Chaon Cross is coming to the role of Lady Macbeth 20 years after playing it the first time at what is now the American Shakespeare Center in Staunton, Virginia. The most significant change for her since that time, she says, is becoming a mother. In a talk-back program with high school students after a matinee, Cross says she instigated the discussion with Posner that led to the new opening scene, pointing out that Shakespeare’s text often references that the Macbeths were onetime parents. Furthermore, children—the Macbeths lacking them while his key enemies have progeny—is a major theme of the play. In that tacked-on beginning, we can see the evolution in Lady Macbeth’s temperament, but it is in Cross’s burning intensity delivering the “unsex me” speech that she gives up her sense of motherhood in order to pour all her emotional and psychological energy into her husband’s success. Cross and Peakes have great chemistry as the Macbeths, sharing that second-nature sense spouses have of each other’s presence and preferences. The two express through their demeanor toward each other a depth within the text that supplements what they express with the text.

Posner maintains many of the same manipulations of Shakespeare’s text and plot structure he applied in his first outing with this play, such as juxtaposing lines for a more cinematic effect. This time, thank goodness, he doesn’t overlay Macbeth’s aside on how he must “o’erleap” the Prince of Cumberland with Lady Macbeth’s letter reading, as he did in the Folger production. However, he still plays out Banquo’s murder at the back of the stage while the Macbeths talk of rooky woods at the front. For soliloquies, all action stops as the soliloquizing character, in spotlight, speaks. After the Weird Sisters greet the two, Banquo does his "instruments of darkness" passage as a soliloquy (rather than speaking it to Macbeth), then, with a bell and light cue, the focus shifts to Macbeth for his “Cannot be ill, cannot be good” soliloquy. Similarly, Posner has Banquo's "Thou hast it" soliloquy at the beginning of Act III, Scene 1, lead directly into Macbeth's "To be thus is nothing" soliloquy from later in that scene.

**Spatial annotation entries:**
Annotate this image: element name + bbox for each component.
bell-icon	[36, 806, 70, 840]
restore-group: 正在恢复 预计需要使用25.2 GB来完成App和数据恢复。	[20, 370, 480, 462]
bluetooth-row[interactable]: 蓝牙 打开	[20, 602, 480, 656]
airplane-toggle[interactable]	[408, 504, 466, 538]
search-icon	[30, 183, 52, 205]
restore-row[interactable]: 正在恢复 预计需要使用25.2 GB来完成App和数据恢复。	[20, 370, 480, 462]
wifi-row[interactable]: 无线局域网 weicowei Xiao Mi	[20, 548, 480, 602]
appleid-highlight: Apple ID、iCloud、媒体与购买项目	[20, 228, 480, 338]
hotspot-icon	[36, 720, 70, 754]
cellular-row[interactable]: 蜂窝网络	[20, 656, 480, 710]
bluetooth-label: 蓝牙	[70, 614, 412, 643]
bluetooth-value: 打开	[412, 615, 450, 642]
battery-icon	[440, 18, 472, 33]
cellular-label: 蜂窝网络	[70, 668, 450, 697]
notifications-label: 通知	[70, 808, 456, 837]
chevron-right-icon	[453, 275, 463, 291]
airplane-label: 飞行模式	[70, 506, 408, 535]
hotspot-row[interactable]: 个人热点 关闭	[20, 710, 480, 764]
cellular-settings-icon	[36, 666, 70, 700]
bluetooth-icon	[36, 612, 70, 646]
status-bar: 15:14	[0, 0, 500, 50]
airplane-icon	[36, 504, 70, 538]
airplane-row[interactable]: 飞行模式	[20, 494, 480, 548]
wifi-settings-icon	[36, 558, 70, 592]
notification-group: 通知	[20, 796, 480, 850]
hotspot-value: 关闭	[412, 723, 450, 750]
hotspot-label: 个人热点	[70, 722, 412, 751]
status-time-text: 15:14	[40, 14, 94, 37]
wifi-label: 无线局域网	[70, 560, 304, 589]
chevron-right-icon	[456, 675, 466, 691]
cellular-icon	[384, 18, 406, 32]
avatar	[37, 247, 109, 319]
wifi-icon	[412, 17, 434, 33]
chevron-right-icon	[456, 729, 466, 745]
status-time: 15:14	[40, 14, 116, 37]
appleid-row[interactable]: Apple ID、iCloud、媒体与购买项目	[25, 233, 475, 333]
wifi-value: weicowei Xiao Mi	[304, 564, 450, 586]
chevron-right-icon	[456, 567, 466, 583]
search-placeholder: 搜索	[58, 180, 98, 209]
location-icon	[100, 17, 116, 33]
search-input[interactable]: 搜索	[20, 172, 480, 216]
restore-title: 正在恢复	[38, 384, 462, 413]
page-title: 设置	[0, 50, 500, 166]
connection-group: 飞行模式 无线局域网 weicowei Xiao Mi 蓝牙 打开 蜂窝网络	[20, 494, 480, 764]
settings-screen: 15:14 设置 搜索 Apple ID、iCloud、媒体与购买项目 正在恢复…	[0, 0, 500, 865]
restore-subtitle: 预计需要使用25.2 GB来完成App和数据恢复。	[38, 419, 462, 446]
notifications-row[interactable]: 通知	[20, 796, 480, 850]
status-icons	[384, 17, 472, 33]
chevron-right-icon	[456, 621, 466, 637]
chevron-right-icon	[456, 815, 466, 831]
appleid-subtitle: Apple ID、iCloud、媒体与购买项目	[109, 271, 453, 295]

**Problem requirements:**
Do these statements agree with the Macbeth text? Answer yes or no for each, and quote the deciding words of the text.
1. Cross first played Lady Macbeth at what is now the American Shakespeare Center.
2. In this production, Posner overlays Macbeth's "o'erleap" aside with Lady Macbeth's letter reading.
3. Banquo speaks his "instruments of darkness" passage directly to Macbeth.

**Result:**
1. Yes: "20 years after playing it the first time at what is now the American Shakespeare Center in Staunton, Virginia"
2. No: "This time, thank goodness, he doesn’t overlay Macbeth’s aside on how he must “o’erleap” the Prince of Cumberland with Lady Macbeth’s letter reading"
3. No: "Banquo does his "instruments of darkness" passage as a soliloquy (rather than speaking it to Macbeth)"